Попытки адекватно описать художественное сознание изучаемой эпохи встречают и другие терминологические сложности. Так, внимательно и по-своему очень придирчиво наблюдая за творческими принципами русской церковной живописи той поры, современники сплошь и рядом старались развести друг с другом и даже столкнуть между собой два понятия - икона и картина. Весьма существенно, что в этих рассуждениях неизменно учитывалась и проблема именно православного понимания сакрального искусства. «Пусть картины украшают стены наших гостиных, но им не место к церкви», - настаивал Гоголь. Отголоски подобной лексической строгости вошли затем в научный обиход и дают себя знать значительно позже. Имея в виду образа, написанные для Казанского собора в Петербурге в начале XIX столетия, В.Я. Курбатов почти век спустя сетовал: «Большая часть икон, хотя их писали лучшие живописцы эпохи, не особенно удачны, непонятно - рассматривать их как иконы или как картины».
Не нужно сильно напрягать память, чтобы отдать себе отчет в том, что за этими языковыми антиномиями стояли серьезные национально-художественные традиции и, разумеется, не в последнюю очередь - конфессиональные, восходящие к философско-религиозным представлениям о смыслообразующей, онтологической природе художественного творчества. «Случай Александра Иванова» в этом отношении более чем показателен. Много и напряженно размышлявший о религиозном значении своего главного создания, о традиционной русской иконе, о ее художественной сути и сакрально-служебной функции, живописец писал К.А. Тону в 1843 году: «Вам угодно было знать между прочим меру настоящей моей картины Явление в мир Мессии, для соображения о помещении ее в Московском Храме Спасителя. ... Если бы вы позволили изъяснить при сем случае собственное мое желание, то весьма бы был я счастлив, если б она была помещена в строящейся при дворце Галерее Русских Художников, тем более, что предмет мною трактован совершенно исторически, а не церковно».
Позже дилемма эта - картина или икона - утратила свой историко-культурный дефинитивный смысл и перешла в разряд устойчивых фразеологических стереотипов. На поверхности художественной и церковной жизни она была поглощена другой, более емкой альтернативой - «традиционное», «родное» или же «чужеземное», «академическое» воплощение христианского символа веры, а в глубине религиозно-философского сознания эпохи ее подчинила себе универсальная эстетическая проблема отношения художественного образа к чувственному и воображаемому миру. Еще одно обстоятельство, вполне определенно зафиксированное современными исследователями, сильно повлияло на семантическую ауру обоих понятий. Имею в виду распространившийся, особенно в провинции обычай помещать в храме композиции на библейские сюжеты, первоначально предназначенные для музейно-выставочного обихода. Тем самым обычная станковая картина превращалась в моленный образ, а главным признаком иконы становилась в этом случае ее религиозно-служебная функция.

◆ Задание a
Ответьте по тексту об иконе и картине:
(i) Кому Александр Иванов писал в 1843 году?
(ii) Для какого собора были написаны образа, о которых сетовал В.Я. Курбатов?
(iii) Что становилось главным признаком иконы, когда станковая картина превращалась в моленный образ?

◆ Выдержка из данных
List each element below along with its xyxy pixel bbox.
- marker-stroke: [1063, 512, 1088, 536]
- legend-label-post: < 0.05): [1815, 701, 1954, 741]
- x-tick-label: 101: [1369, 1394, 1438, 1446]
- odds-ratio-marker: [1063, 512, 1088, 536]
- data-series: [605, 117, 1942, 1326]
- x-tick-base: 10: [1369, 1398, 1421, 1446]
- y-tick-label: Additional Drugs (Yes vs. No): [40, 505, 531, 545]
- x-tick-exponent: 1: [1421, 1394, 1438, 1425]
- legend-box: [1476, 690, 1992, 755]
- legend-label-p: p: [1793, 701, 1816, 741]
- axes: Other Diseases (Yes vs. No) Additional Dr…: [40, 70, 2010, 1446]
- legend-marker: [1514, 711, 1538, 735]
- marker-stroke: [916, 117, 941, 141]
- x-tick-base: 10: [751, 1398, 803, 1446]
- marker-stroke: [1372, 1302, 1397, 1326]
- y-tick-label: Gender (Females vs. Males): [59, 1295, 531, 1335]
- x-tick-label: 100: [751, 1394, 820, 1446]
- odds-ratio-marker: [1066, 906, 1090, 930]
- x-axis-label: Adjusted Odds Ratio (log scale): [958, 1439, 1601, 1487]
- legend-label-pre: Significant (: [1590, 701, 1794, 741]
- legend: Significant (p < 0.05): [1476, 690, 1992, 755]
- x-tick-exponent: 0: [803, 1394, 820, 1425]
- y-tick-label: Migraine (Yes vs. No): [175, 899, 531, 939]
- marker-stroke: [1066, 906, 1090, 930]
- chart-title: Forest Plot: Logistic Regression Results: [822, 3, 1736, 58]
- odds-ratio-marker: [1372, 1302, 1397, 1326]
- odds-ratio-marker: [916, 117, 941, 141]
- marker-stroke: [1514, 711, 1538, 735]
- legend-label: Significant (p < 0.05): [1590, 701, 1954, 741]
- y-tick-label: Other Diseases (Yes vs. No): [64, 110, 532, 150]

* * *

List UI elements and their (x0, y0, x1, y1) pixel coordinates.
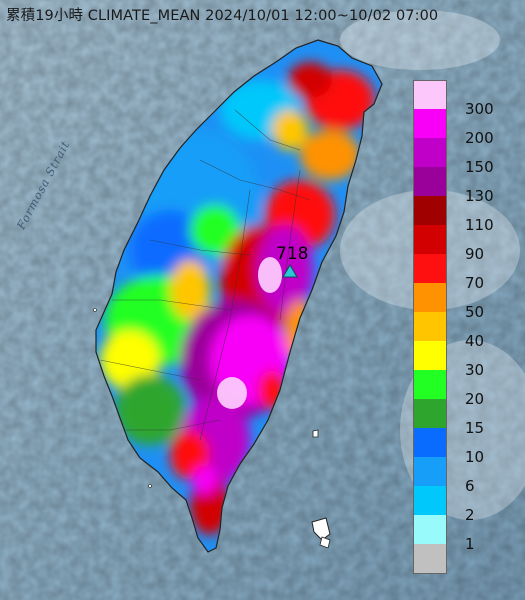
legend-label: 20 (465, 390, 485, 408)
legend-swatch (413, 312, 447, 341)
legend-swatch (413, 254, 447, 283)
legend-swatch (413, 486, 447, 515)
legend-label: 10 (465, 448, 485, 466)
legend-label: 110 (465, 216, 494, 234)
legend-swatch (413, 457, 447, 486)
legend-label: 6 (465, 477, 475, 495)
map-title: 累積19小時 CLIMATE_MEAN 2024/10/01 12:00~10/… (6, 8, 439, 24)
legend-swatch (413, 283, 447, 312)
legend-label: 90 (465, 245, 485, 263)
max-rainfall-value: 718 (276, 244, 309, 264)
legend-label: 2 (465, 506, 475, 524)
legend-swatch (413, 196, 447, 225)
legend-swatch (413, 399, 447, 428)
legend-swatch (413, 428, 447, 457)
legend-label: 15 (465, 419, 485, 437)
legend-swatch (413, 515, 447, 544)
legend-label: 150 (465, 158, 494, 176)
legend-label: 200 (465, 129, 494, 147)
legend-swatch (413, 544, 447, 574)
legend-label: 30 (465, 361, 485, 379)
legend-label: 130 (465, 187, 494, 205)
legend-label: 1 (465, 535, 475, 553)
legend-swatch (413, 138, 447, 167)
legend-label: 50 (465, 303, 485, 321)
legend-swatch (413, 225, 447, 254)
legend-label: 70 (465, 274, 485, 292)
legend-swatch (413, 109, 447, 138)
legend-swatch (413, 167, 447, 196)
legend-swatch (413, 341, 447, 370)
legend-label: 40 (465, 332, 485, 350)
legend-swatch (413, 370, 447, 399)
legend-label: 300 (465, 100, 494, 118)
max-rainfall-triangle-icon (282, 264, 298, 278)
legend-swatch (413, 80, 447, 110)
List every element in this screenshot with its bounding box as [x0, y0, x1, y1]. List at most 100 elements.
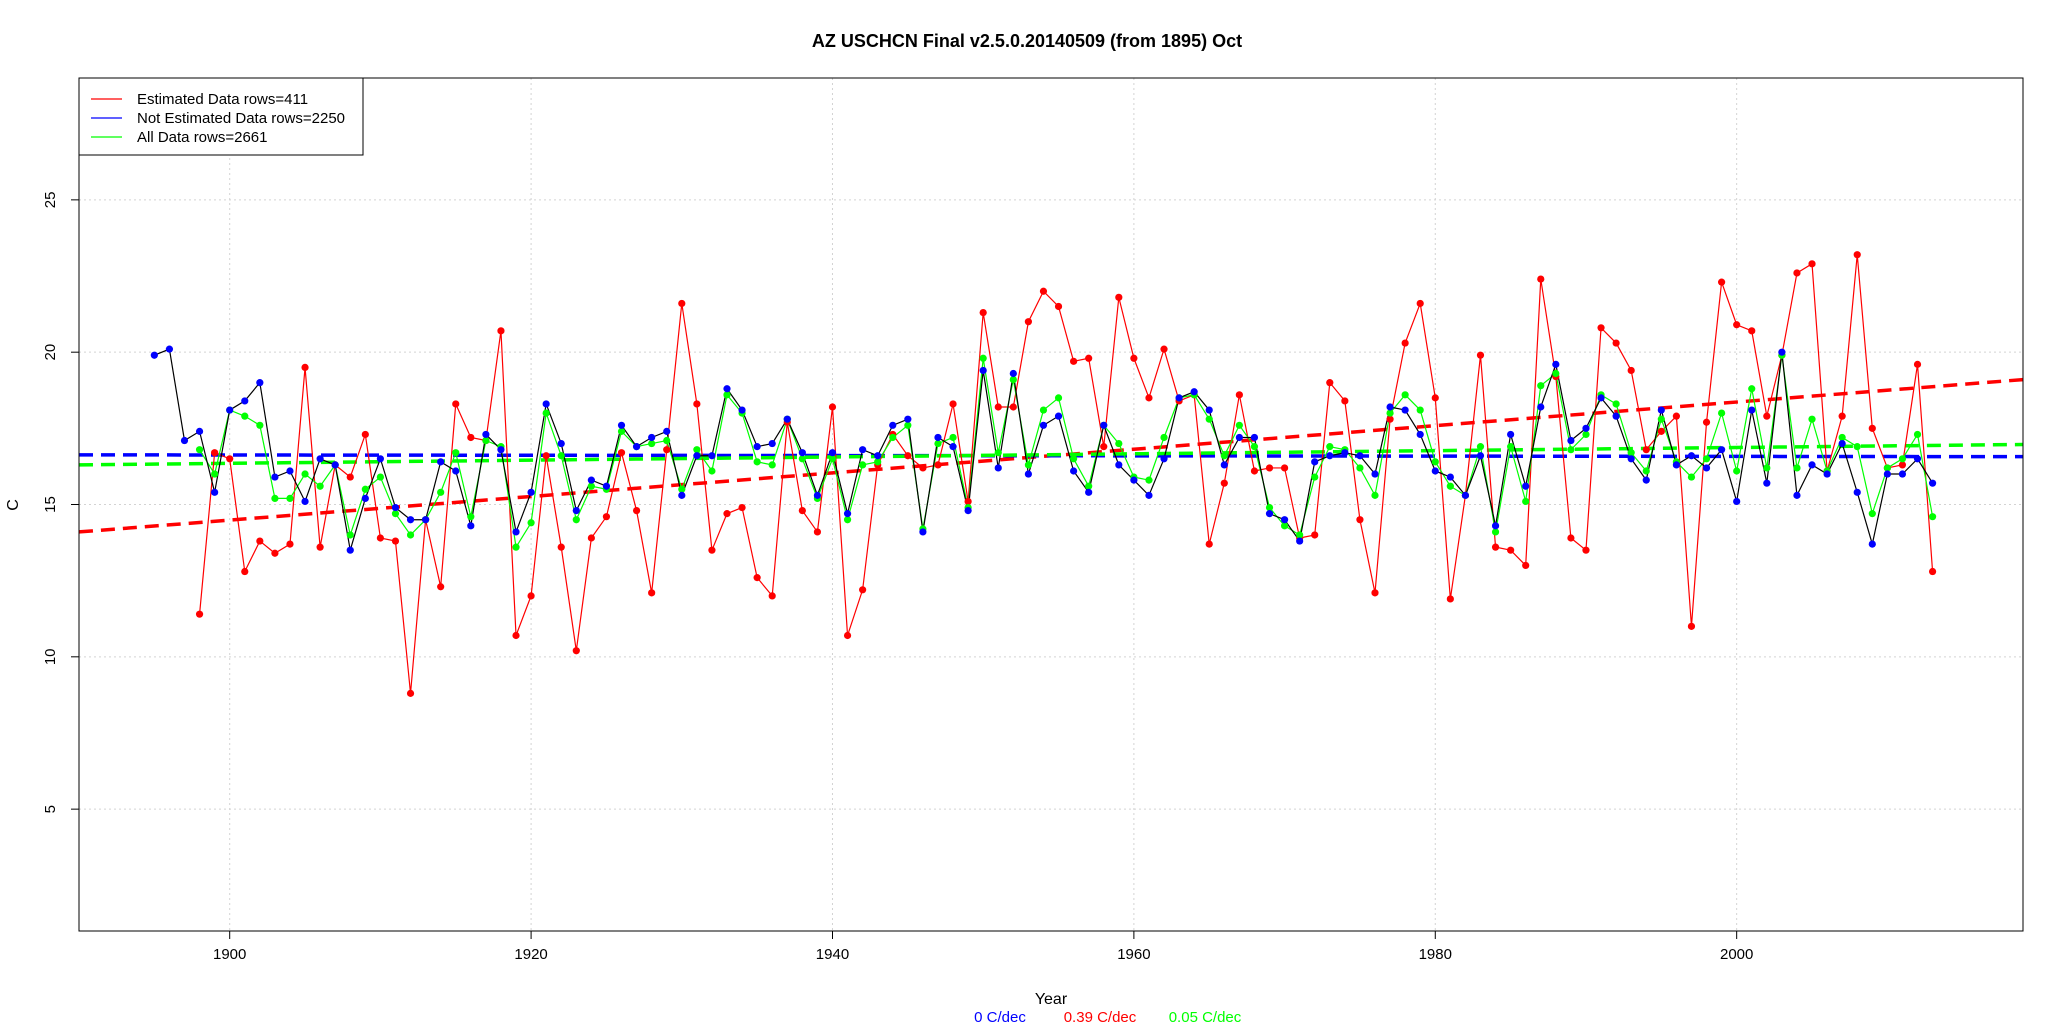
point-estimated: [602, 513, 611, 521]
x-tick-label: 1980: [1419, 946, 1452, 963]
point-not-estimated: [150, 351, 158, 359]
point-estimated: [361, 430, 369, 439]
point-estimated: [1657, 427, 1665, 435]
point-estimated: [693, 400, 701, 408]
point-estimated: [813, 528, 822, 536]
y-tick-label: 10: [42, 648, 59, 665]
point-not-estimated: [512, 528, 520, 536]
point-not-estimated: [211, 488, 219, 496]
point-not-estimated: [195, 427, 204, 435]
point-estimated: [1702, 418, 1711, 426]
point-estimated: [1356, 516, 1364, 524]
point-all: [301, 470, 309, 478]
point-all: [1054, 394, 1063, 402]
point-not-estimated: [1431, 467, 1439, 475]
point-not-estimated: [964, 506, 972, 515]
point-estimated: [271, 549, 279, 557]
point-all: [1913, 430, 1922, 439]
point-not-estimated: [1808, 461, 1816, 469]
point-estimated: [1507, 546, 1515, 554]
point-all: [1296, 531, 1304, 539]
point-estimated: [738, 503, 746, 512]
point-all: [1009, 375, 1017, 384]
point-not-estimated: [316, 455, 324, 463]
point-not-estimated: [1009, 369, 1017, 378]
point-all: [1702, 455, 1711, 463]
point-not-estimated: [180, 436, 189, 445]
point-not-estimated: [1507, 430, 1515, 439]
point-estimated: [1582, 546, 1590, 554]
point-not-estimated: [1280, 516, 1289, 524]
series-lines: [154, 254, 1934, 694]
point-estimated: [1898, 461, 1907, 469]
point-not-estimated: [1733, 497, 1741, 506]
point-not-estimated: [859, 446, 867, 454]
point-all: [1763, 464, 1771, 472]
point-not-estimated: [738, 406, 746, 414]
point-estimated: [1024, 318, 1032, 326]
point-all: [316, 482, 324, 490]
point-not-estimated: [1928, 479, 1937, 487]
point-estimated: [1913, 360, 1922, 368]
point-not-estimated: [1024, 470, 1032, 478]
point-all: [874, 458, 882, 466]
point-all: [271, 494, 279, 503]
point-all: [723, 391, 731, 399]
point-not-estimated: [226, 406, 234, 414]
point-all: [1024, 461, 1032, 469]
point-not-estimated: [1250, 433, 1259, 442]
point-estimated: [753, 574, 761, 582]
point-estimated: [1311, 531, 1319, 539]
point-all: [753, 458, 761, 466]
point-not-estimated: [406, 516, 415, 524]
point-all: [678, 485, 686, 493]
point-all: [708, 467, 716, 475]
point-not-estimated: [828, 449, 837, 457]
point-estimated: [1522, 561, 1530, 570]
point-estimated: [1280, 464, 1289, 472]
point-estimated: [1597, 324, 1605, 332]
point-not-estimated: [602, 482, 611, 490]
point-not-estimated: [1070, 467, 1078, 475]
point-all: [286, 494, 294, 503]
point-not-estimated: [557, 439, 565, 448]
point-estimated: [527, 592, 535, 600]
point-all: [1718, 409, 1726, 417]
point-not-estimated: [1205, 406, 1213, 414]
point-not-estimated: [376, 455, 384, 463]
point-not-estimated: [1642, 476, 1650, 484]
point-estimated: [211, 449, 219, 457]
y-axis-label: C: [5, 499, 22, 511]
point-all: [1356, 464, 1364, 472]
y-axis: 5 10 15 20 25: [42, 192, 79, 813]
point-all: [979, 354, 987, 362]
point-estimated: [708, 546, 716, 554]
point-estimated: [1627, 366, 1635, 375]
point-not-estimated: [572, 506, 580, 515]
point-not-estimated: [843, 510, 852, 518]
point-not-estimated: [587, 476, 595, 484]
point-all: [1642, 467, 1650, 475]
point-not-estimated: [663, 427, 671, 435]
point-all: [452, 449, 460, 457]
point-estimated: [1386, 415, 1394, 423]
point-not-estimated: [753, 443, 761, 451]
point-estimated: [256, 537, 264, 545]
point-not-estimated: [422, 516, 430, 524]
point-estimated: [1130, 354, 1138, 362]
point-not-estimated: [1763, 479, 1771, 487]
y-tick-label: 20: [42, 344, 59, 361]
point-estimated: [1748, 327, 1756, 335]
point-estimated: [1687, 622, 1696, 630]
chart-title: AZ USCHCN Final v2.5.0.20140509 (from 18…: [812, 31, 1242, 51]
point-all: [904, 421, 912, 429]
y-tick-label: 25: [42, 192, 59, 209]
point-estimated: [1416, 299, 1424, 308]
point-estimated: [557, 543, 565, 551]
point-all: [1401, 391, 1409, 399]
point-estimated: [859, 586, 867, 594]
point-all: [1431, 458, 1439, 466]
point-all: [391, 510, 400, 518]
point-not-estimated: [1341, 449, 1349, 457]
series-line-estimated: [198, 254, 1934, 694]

* * *

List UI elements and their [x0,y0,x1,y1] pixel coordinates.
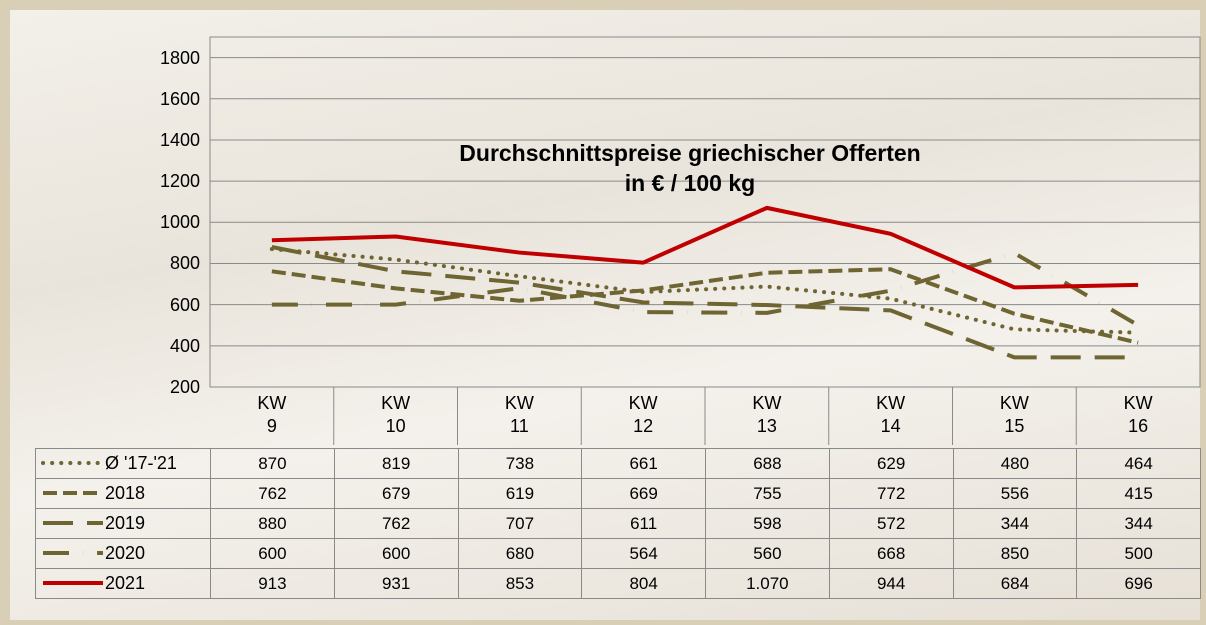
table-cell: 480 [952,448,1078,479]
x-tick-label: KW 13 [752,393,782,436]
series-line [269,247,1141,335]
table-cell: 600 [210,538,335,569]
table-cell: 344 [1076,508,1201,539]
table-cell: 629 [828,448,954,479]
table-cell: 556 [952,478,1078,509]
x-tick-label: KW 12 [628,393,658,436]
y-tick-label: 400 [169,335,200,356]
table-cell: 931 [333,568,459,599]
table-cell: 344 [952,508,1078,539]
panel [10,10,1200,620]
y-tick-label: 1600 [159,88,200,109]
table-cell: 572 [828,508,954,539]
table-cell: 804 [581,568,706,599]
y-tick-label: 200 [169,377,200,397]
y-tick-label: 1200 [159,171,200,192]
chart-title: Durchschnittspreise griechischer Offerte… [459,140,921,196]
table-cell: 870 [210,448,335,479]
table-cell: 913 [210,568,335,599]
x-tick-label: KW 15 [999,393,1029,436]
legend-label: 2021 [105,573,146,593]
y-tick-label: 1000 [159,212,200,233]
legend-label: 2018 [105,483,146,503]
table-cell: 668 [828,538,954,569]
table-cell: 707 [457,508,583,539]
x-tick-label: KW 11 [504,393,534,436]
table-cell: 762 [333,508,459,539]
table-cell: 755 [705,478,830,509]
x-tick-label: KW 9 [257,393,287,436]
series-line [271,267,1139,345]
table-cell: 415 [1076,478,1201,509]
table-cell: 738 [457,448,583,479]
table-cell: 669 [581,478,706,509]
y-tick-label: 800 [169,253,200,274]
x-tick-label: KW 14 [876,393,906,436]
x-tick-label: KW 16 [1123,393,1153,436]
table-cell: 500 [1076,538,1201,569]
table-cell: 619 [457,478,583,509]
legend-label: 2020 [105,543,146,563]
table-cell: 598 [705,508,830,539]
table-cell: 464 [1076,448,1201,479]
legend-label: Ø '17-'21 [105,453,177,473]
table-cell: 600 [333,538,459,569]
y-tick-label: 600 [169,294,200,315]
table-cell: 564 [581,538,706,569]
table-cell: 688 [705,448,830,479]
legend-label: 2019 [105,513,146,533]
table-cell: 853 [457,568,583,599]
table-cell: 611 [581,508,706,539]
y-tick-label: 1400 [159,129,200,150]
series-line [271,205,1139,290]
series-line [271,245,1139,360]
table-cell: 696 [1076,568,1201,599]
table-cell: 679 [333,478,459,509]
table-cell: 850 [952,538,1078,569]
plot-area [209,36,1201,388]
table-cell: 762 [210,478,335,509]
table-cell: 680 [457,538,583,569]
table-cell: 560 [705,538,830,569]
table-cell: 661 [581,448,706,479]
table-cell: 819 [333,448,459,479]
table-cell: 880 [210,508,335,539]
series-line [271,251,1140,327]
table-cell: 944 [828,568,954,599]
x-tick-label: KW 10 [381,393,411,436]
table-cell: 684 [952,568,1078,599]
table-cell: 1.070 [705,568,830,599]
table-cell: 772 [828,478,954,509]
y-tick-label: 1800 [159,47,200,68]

◆ Задание b
Воспроизведите без изменений ту часть записей, что открывается строкой, содержащей «List UI elements and their (x0, y0, x1, y1)», и закрывается строкой, содержащей «List every element», включая обе эти строки. Изображения в ответ не включайте.

◆ Ответ к заданию a
(i) К.А. Тону.
(ii) Для Казанского собора в Петербурге.
(iii) Ее религиозно-служебная функция.

◆ Ответ к заданию b
List UI elements and their (x0, y0, x1, y1) pixel coordinates.
legend-label: 20 (465, 390, 485, 408)
legend-swatch (413, 312, 447, 341)
legend-swatch (413, 254, 447, 283)
legend-swatch (413, 486, 447, 515)
legend-label: 10 (465, 448, 485, 466)
legend-label: 110 (465, 216, 494, 234)
legend-swatch (413, 457, 447, 486)
legend-label: 6 (465, 477, 475, 495)
map-title: 累積19小時 CLIMATE_MEAN 2024/10/01 12:00~10/… (6, 8, 439, 24)
legend-swatch (413, 283, 447, 312)
legend-label: 90 (465, 245, 485, 263)
max-rainfall-value: 718 (276, 244, 309, 264)
legend-label: 2 (465, 506, 475, 524)
legend-swatch (413, 196, 447, 225)
legend-swatch (413, 399, 447, 428)
legend-swatch (413, 428, 447, 457)
legend-label: 15 (465, 419, 485, 437)
legend-swatch (413, 515, 447, 544)
legend-label: 150 (465, 158, 494, 176)
legend-label: 200 (465, 129, 494, 147)
legend-swatch (413, 544, 447, 574)
legend-label: 30 (465, 361, 485, 379)
legend-label: 130 (465, 187, 494, 205)
legend-label: 1 (465, 535, 475, 553)
legend-swatch (413, 138, 447, 167)
legend-label: 50 (465, 303, 485, 321)
legend-swatch (413, 225, 447, 254)
legend-label: 70 (465, 274, 485, 292)
legend-swatch (413, 109, 447, 138)
legend-swatch (413, 167, 447, 196)
legend-swatch (413, 341, 447, 370)
legend-label: 40 (465, 332, 485, 350)
legend-swatch (413, 370, 447, 399)
legend-label: 300 (465, 100, 494, 118)
max-rainfall-triangle-icon (282, 264, 298, 278)
legend-swatch (413, 80, 447, 110)
List every element in this screenshot with its bounding box as [x0, y0, x1, y1]. List at most 100 elements.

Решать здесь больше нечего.